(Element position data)
%%

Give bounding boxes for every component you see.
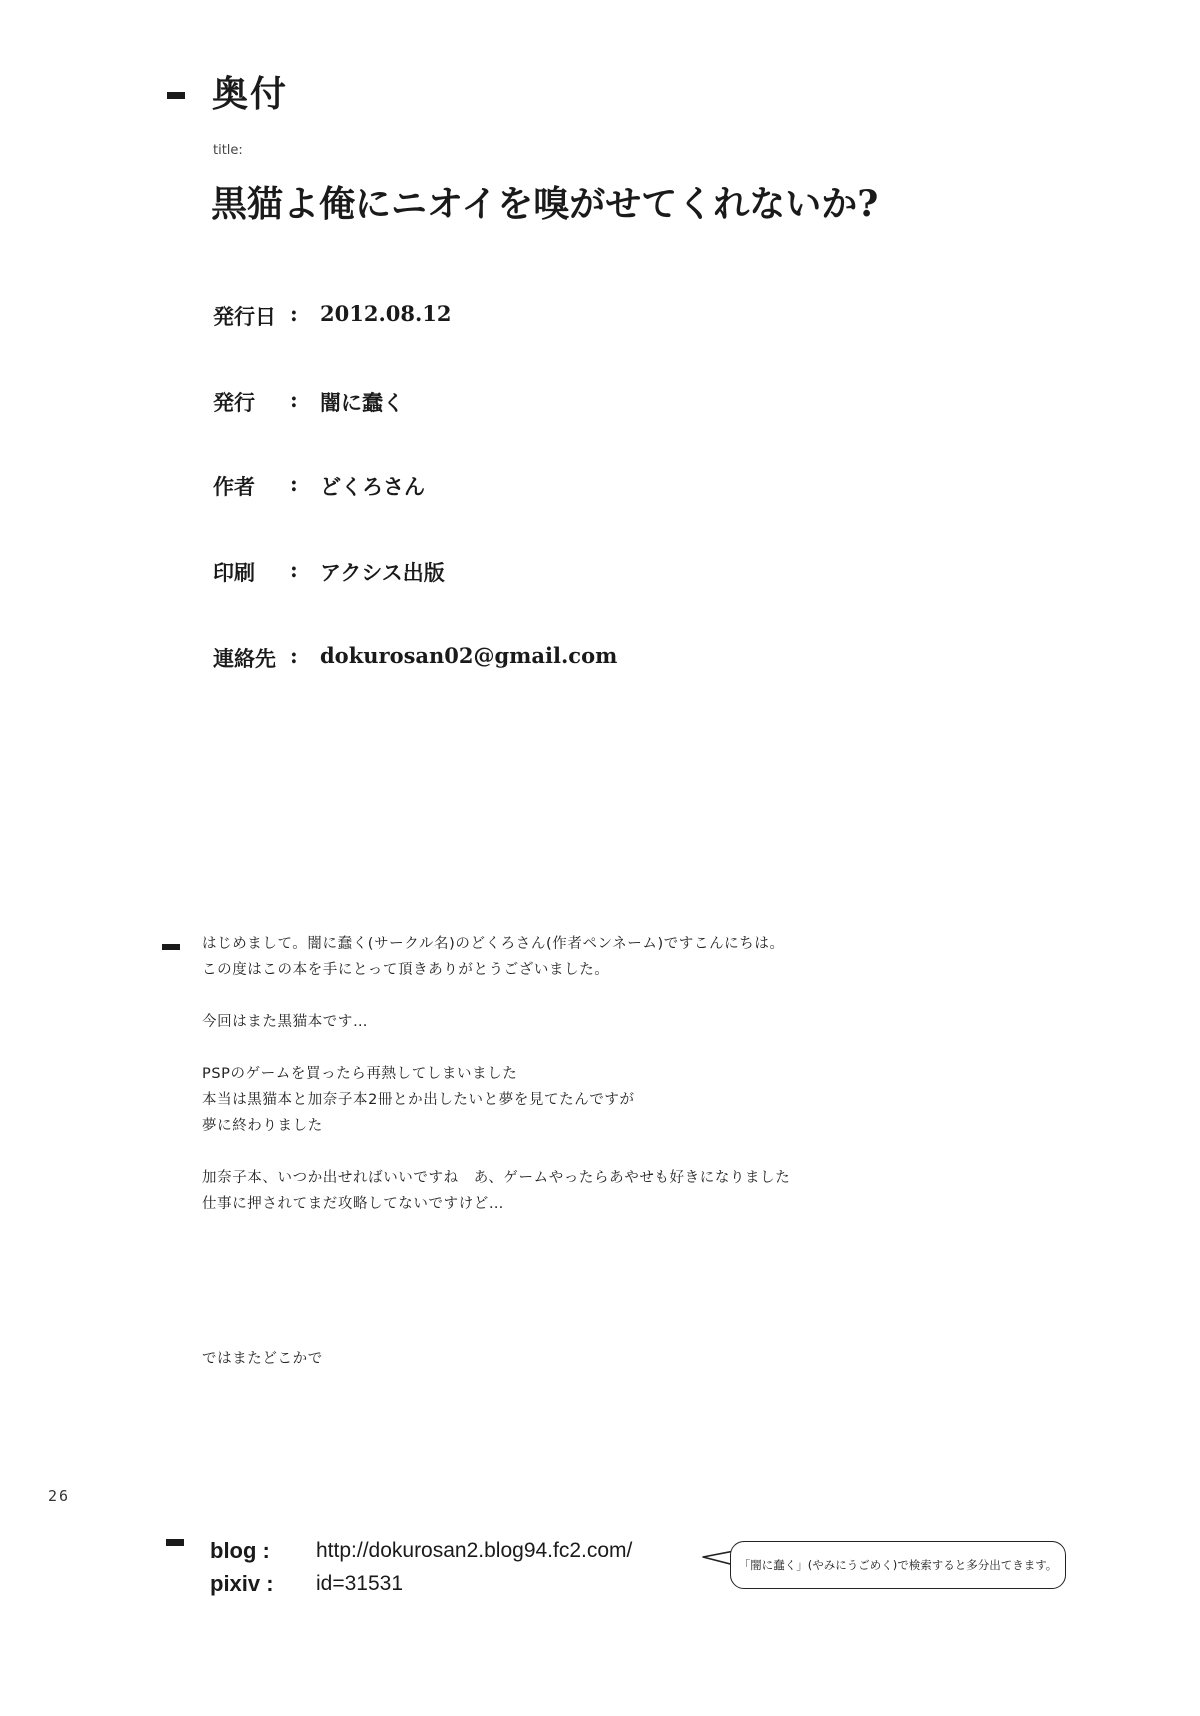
message-block-topic	[202, 1009, 368, 1035]
row-separator: :	[290, 471, 298, 496]
message-line: 本当は黒猫本と加奈子本2冊とか出したいと夢を見てたんですが	[202, 1092, 635, 1108]
message-line: 今回はまた黒猫本です…	[202, 1014, 369, 1030]
message-line: 加奈子本、いつか出せればいいですね あ、ゲームやったらあやせも好きになりました	[202, 1170, 791, 1186]
blog-link[interactable]: http://dokurosan2.blog94.fc2.com/	[316, 1539, 633, 1562]
message-line: はじめまして。闇に蠢く(サークル名)のどくろさん(作者ペンネーム)ですこんにちは。	[202, 936, 785, 952]
title-label: title:	[213, 143, 243, 158]
row-label: 発行日	[213, 304, 276, 329]
row-separator: :	[290, 643, 298, 668]
row-separator: :	[290, 557, 298, 582]
speech-bubble-text: 「闇に蠢く」(やみにうごめく)で検索すると多分出てきます。	[738, 1558, 1058, 1572]
row-value: どくろさん	[320, 474, 425, 499]
page-number: 26	[48, 1487, 71, 1505]
row-label: 連絡先	[213, 646, 276, 671]
speech-bubble	[730, 1541, 1066, 1589]
row-value: アクシス出版	[320, 560, 445, 585]
message-line: 夢に終わりました	[202, 1118, 323, 1134]
row-separator: :	[290, 387, 298, 412]
row-value: 2012.08.12	[320, 301, 452, 326]
message-line: 仕事に押されてまだ攻略してないですけど…	[202, 1196, 504, 1212]
message-line: この度はこの本を手にとって頂きありがとうございました。	[202, 962, 610, 978]
links-dash	[166, 1539, 184, 1546]
message-line: PSPのゲームを買ったら再熱してしまいました	[202, 1066, 518, 1082]
message-block-intro	[202, 931, 785, 983]
row-separator: :	[290, 301, 298, 326]
book-title: 黒猫よ俺にニオイを嗅がせてくれないか?	[211, 183, 879, 225]
row-label: 作者	[213, 474, 255, 499]
row-value: dokurosan02@gmail.com	[320, 643, 618, 668]
section-title: 奥付	[212, 73, 289, 115]
message-block-closing	[202, 1346, 323, 1372]
row-value: 闇に蠢く	[320, 390, 404, 415]
pixiv-id: id=31531	[316, 1572, 404, 1595]
blog-label: blog :	[210, 1538, 270, 1563]
header-dash	[167, 92, 185, 99]
message-block-story	[202, 1061, 635, 1139]
message-dash	[162, 944, 180, 950]
message-line: ではまたどこかで	[202, 1351, 323, 1367]
pixiv-label: pixiv :	[210, 1571, 274, 1596]
row-label: 印刷	[213, 560, 255, 585]
message-block-future	[202, 1165, 790, 1217]
speech-bubble-tail	[700, 1547, 734, 1573]
row-label: 発行	[213, 390, 255, 415]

%%

■ Task to complete
Please change every "message-line" in these lines to "text-line" and keep everything else the same. Leave the pictures out of your answer.

■ In response
Give bounding boxes for every component you see.
message-block-topic	[202, 1009, 368, 1035]
row-separator: :	[290, 471, 298, 496]
text-line: 本当は黒猫本と加奈子本2冊とか出したいと夢を見てたんですが	[202, 1092, 635, 1108]
text-line: 今回はまた黒猫本です…	[202, 1014, 369, 1030]
text-line: 加奈子本、いつか出せればいいですね あ、ゲームやったらあやせも好きになりました	[202, 1170, 791, 1186]
blog-link[interactable]: http://dokurosan2.blog94.fc2.com/	[316, 1539, 633, 1562]
text-line: はじめまして。闇に蠢く(サークル名)のどくろさん(作者ペンネーム)ですこんにちは。	[202, 936, 785, 952]
title-label: title:	[213, 143, 243, 158]
row-label: 発行日	[213, 304, 276, 329]
row-separator: :	[290, 643, 298, 668]
row-separator: :	[290, 557, 298, 582]
speech-bubble-text: 「闇に蠢く」(やみにうごめく)で検索すると多分出てきます。	[738, 1558, 1058, 1572]
row-value: どくろさん	[320, 474, 425, 499]
page-number: 26	[48, 1487, 71, 1505]
row-label: 連絡先	[213, 646, 276, 671]
speech-bubble	[730, 1541, 1066, 1589]
row-value: アクシス出版	[320, 560, 445, 585]
text-line: 夢に終わりました	[202, 1118, 323, 1134]
row-separator: :	[290, 387, 298, 412]
row-value: 2012.08.12	[320, 301, 452, 326]
text-line: 仕事に押されてまだ攻略してないですけど…	[202, 1196, 504, 1212]
text-line: この度はこの本を手にとって頂きありがとうございました。	[202, 962, 610, 978]
links-dash	[166, 1539, 184, 1546]
text-line: PSPのゲームを買ったら再熱してしまいました	[202, 1066, 518, 1082]
message-block-intro	[202, 931, 785, 983]
row-separator: :	[290, 301, 298, 326]
book-title: 黒猫よ俺にニオイを嗅がせてくれないか?	[211, 183, 879, 225]
row-label: 作者	[213, 474, 255, 499]
row-value: dokurosan02@gmail.com	[320, 643, 618, 668]
section-title: 奥付	[212, 73, 289, 115]
message-block-closing	[202, 1346, 323, 1372]
row-value: 闇に蠢く	[320, 390, 404, 415]
pixiv-id: id=31531	[316, 1572, 404, 1595]
blog-label: blog :	[210, 1538, 270, 1563]
header-dash	[167, 92, 185, 99]
message-block-story	[202, 1061, 635, 1139]
message-dash	[162, 944, 180, 950]
text-line: ではまたどこかで	[202, 1351, 323, 1367]
pixiv-label: pixiv :	[210, 1571, 274, 1596]
row-label: 印刷	[213, 560, 255, 585]
message-block-future	[202, 1165, 790, 1217]
speech-bubble-tail	[700, 1547, 734, 1573]
row-label: 発行	[213, 390, 255, 415]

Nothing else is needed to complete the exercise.